- **AIM**: In the listing that follows, count the lines holding the word "painted" and report only that number.

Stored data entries
§ §
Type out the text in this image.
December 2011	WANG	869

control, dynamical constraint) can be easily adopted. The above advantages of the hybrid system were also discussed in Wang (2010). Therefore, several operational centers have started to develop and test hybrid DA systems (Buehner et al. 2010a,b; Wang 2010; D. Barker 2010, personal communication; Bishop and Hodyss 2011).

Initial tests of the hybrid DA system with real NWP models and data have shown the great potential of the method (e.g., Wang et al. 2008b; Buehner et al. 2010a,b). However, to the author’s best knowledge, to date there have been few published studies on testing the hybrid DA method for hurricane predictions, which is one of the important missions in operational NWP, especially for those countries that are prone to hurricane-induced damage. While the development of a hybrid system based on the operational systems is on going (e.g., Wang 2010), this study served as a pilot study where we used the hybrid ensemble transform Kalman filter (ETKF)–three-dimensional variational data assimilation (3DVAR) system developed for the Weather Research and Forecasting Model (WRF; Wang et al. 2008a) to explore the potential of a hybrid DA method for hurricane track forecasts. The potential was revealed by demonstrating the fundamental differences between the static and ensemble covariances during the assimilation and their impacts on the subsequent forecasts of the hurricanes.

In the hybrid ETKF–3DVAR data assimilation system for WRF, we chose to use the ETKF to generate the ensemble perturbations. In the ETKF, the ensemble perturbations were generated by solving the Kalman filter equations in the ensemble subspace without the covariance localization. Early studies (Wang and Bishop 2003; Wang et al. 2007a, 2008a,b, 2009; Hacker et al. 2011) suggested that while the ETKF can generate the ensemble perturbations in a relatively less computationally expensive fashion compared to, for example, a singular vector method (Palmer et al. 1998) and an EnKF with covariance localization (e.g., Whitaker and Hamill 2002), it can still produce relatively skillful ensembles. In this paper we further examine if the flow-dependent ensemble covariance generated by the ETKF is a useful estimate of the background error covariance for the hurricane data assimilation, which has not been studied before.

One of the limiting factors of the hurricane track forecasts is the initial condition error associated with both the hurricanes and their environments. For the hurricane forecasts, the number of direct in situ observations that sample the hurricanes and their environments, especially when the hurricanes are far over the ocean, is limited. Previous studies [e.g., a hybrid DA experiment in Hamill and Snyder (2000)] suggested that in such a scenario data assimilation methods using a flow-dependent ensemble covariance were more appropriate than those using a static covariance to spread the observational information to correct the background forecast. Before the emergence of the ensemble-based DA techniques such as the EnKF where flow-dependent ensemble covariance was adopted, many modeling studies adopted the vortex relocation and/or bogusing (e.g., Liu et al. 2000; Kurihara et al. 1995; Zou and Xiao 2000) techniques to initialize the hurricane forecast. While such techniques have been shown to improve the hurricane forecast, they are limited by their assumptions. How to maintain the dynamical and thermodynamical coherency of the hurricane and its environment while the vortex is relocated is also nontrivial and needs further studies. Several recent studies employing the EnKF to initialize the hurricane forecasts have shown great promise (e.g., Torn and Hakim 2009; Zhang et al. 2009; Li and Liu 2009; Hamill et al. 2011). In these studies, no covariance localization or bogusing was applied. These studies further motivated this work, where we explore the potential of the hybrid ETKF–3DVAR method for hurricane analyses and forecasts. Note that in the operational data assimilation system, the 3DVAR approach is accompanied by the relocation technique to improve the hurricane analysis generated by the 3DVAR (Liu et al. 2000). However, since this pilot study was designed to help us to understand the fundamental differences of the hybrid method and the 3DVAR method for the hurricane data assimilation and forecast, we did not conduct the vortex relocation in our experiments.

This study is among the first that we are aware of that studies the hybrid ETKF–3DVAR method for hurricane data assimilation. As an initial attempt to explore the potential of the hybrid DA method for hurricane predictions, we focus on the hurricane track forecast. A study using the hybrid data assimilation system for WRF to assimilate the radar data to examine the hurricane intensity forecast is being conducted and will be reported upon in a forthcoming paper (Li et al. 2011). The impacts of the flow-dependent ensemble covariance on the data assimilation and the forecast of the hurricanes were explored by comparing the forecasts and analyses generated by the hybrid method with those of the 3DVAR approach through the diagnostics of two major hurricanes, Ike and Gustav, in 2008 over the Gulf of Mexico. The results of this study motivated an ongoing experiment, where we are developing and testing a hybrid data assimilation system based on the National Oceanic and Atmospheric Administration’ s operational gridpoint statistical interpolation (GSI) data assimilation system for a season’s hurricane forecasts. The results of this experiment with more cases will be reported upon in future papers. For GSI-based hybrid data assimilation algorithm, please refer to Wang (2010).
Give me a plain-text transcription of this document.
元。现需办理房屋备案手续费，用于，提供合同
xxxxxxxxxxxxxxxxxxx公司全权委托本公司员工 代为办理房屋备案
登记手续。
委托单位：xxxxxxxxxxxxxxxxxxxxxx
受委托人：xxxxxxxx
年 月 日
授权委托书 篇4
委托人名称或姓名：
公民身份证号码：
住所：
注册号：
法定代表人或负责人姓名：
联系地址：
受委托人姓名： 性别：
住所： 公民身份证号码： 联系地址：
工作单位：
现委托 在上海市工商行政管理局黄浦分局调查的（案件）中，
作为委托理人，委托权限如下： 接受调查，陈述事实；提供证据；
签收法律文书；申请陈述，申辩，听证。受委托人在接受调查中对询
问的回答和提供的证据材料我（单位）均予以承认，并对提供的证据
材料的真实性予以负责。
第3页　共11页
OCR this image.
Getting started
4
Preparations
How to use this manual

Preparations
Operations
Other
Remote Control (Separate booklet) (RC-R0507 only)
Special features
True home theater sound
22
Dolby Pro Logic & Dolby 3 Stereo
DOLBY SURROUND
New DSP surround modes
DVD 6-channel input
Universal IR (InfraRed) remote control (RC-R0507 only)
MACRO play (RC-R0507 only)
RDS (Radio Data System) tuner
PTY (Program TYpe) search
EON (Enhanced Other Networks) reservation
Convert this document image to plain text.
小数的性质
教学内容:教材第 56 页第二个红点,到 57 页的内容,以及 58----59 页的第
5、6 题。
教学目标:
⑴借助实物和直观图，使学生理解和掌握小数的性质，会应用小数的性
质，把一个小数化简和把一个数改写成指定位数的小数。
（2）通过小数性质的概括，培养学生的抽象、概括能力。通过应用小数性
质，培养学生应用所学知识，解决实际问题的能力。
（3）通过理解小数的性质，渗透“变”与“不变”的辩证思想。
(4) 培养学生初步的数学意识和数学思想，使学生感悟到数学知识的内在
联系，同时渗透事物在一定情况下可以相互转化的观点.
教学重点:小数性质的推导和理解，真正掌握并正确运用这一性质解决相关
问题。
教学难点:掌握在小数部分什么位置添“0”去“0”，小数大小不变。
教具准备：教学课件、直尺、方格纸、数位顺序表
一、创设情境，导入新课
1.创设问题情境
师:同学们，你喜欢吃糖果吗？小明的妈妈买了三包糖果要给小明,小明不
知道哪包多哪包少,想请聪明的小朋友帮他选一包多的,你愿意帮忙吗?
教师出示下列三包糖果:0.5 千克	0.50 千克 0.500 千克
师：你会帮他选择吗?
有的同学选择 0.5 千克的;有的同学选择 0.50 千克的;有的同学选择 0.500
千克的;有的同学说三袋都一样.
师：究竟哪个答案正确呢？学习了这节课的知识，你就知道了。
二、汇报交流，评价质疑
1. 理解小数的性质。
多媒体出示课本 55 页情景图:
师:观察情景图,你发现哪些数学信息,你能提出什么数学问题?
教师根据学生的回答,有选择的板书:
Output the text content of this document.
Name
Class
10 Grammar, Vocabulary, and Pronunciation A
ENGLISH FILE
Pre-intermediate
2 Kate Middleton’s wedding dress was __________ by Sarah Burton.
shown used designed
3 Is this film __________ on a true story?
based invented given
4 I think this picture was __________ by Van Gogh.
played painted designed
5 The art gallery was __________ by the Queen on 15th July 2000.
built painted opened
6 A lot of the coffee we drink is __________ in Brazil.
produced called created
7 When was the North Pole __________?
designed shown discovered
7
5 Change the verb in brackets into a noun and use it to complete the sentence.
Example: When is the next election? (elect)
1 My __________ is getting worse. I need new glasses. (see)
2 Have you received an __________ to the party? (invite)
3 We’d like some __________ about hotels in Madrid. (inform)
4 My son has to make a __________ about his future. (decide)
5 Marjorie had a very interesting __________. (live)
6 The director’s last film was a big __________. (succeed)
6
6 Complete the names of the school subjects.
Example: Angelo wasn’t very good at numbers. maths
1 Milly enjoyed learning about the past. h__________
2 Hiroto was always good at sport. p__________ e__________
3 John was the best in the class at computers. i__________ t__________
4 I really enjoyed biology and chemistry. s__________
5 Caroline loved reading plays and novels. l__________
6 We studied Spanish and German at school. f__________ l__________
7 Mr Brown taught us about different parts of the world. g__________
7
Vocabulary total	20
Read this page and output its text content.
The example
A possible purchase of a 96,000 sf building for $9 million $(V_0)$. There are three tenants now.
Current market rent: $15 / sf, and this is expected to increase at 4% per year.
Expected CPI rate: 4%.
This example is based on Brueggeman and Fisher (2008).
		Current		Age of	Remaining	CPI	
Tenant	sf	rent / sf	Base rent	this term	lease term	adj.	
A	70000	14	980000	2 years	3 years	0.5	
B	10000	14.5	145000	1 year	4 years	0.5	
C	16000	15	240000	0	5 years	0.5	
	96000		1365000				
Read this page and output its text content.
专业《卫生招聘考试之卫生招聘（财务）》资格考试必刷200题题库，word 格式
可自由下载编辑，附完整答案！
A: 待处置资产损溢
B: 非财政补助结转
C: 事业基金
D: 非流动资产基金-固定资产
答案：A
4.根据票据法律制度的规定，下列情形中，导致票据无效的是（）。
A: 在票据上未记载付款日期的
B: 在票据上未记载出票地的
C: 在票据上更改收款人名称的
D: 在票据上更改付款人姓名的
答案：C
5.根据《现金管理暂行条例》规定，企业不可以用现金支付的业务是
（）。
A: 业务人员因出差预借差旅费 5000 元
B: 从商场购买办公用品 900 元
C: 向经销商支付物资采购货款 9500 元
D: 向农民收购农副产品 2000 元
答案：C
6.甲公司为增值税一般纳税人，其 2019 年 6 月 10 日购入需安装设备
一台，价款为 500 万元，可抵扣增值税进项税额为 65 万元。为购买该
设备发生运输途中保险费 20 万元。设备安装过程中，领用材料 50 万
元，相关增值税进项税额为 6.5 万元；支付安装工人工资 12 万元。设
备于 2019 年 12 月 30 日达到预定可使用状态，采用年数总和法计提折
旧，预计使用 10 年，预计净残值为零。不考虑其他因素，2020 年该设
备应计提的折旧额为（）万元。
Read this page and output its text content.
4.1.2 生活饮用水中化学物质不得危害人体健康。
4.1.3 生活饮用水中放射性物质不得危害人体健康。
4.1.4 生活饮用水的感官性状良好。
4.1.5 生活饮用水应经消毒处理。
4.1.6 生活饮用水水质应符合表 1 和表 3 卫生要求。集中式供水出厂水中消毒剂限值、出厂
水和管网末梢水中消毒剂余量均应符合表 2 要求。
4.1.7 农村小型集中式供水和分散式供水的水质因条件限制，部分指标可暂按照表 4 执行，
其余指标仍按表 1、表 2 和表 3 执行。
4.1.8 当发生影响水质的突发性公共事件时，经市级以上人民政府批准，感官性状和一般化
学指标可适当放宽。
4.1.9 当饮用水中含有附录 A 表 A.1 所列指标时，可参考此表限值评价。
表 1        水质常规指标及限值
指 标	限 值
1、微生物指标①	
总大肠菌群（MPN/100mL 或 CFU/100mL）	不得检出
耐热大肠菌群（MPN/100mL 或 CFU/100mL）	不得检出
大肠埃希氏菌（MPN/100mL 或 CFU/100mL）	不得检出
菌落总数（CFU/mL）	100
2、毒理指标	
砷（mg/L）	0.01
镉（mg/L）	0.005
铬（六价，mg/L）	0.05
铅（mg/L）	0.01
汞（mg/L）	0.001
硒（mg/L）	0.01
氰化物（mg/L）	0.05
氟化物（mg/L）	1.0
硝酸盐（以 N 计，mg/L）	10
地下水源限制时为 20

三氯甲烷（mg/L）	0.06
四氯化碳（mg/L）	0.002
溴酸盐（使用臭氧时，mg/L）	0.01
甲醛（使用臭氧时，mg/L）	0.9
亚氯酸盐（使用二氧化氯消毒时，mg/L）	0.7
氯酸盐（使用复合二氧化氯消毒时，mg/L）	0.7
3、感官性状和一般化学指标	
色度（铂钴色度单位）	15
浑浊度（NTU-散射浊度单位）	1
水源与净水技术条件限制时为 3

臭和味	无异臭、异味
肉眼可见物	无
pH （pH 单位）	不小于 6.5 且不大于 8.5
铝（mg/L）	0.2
§ §
- **FINISHED TASK**: 2